• **Short exercise 1**: Retype the Dataset entries verbatim, starting from the first line of the records and ending with the line that holds "candle-body [73,134,76,140]", inclusive.

• **Text shown**:
· · · ·

Home Contact Us  
   

Peace Audit and Ceasefire Monitor - Articles

Print Bookmark Email Facebook Subscribe
#5121, 9 September 2016
 

Fragile States Index 2016

Fragility in Pakistan
Rana Banerji
Member, Governing Council, IPCS, & former Special Secretary, Cabinet Secretariat, Government of India
 

The US based non-profit organisation, Fund for Peace (FFP), which works to prevent conflict and to promote sustainable security by building relationships and trust across diverse sectors, annually prepares a Fragile States Index (FSI). It has listed Pakistan in the `High Alert’ category, evaluating key aspects of the social, economic, and political environment there over time. 

The FFP examines circumstances behind the conflict landscape worldwide. This includes a detailed study of social indicators, demographic pressures, condition of refugees and internally displaced persons (IDPs), factors behind uneven economic development, political and military conditions, and the impact of external intervention factors, including foreign aid.

Political & Military indicators
The recent (08 August 2016) terror attack in Quetta, Balochistan, Pakistan, provides the best illustration of how the Pakistani military elite continue to remain in denial. They described it as a conspiracy for subverting the China Pakistan Economic Corridor (CPEC). Such obfuscation not only trivialises the death of so many and loss of the cream of Baloch intelligentsia and its legal fraternity, which has been very vocal and active in raising issues like enforced disappearances, it also reflects a muddled approach towards meeting the challenge of terrorism.

· · · ·

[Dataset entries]
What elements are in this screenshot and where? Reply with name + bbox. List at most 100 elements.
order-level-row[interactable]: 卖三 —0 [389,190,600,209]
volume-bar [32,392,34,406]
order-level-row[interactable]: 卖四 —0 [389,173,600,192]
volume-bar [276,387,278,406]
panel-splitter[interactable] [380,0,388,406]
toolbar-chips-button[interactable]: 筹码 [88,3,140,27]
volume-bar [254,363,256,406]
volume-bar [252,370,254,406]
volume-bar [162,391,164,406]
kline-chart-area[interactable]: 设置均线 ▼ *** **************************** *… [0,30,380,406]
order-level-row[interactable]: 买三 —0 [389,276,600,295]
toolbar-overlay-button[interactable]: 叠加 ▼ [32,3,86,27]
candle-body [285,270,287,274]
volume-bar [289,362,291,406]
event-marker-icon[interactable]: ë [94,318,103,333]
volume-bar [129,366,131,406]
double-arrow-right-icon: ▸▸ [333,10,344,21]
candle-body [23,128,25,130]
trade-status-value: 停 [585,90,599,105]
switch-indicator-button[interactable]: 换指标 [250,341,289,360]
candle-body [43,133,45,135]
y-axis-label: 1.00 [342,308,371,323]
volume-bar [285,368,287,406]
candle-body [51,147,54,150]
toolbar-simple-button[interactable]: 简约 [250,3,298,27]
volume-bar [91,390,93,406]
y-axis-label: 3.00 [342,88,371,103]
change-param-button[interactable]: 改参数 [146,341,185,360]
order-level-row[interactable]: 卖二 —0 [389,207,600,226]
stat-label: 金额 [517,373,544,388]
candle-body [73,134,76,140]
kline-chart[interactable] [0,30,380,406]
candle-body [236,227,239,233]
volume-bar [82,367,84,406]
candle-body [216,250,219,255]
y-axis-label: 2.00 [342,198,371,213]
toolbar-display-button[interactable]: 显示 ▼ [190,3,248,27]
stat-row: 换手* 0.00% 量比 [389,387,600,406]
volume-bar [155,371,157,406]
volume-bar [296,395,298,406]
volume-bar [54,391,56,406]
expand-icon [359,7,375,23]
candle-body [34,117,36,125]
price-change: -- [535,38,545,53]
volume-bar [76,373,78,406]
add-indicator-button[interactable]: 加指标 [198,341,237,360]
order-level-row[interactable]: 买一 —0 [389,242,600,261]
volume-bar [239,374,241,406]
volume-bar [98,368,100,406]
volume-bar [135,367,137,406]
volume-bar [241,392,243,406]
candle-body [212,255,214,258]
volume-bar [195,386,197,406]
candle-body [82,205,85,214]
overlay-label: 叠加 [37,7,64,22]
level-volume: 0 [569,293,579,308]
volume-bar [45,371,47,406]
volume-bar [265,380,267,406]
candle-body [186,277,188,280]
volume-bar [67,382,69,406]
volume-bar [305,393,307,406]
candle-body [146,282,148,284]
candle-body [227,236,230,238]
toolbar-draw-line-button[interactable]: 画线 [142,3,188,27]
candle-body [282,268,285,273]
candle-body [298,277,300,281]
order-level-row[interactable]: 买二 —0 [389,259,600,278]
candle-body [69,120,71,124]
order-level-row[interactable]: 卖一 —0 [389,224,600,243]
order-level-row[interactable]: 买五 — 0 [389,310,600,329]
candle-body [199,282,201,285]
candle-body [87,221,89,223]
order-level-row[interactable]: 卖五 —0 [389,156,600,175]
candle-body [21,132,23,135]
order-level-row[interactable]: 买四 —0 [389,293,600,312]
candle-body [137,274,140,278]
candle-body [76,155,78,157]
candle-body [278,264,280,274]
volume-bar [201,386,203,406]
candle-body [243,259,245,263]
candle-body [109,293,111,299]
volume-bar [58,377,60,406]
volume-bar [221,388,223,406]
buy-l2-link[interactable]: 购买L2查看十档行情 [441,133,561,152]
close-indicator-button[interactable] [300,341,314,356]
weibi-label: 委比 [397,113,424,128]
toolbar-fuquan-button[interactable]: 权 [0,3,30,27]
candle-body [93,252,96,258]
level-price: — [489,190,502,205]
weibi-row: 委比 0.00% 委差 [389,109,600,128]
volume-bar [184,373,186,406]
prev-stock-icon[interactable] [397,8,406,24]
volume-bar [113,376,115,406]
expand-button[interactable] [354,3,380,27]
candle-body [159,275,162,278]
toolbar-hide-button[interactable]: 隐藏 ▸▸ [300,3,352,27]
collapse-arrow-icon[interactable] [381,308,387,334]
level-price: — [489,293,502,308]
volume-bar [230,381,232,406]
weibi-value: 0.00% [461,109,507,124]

· · · ·

• **Short exercise 2**: In the article on fragility in Pakistan, rewrite the passage between "The US based" and "there over time.", inclusive, changing "sustainable security" to "lasting security".

• **Written reply 1**:
What elements are in this screenshot and where? Reply with name + bbox. List at most 100 elements.
order-level-row[interactable]: 卖三 —0 [389,190,600,209]
volume-bar [32,392,34,406]
order-level-row[interactable]: 卖四 —0 [389,173,600,192]
volume-bar [276,387,278,406]
panel-splitter[interactable] [380,0,388,406]
toolbar-chips-button[interactable]: 筹码 [88,3,140,27]
volume-bar [254,363,256,406]
volume-bar [252,370,254,406]
volume-bar [162,391,164,406]
kline-chart-area[interactable]: 设置均线 ▼ *** **************************** *… [0,30,380,406]
order-level-row[interactable]: 买三 —0 [389,276,600,295]
toolbar-overlay-button[interactable]: 叠加 ▼ [32,3,86,27]
candle-body [285,270,287,274]
volume-bar [289,362,291,406]
event-marker-icon[interactable]: ë [94,318,103,333]
volume-bar [129,366,131,406]
double-arrow-right-icon: ▸▸ [333,10,344,21]
candle-body [23,128,25,130]
trade-status-value: 停 [585,90,599,105]
switch-indicator-button[interactable]: 换指标 [250,341,289,360]
candle-body [43,133,45,135]
y-axis-label: 1.00 [342,308,371,323]
volume-bar [285,368,287,406]
candle-body [51,147,54,150]
toolbar-simple-button[interactable]: 简约 [250,3,298,27]
volume-bar [91,390,93,406]
y-axis-label: 3.00 [342,88,371,103]
change-param-button[interactable]: 改参数 [146,341,185,360]
order-level-row[interactable]: 卖二 —0 [389,207,600,226]
stat-label: 金额 [517,373,544,388]
candle-body [73,134,76,140]

• **Written reply 2**:
The US based non-profit organisation, Fund for Peace (FFP), which works to prevent conflict and to promote lasting security by building relationships and trust across diverse sectors, annually prepares a Fragile States Index (FSI). It has listed Pakistan in the `High Alert’ category, evaluating key aspects of the social, economic, and political environment there over time.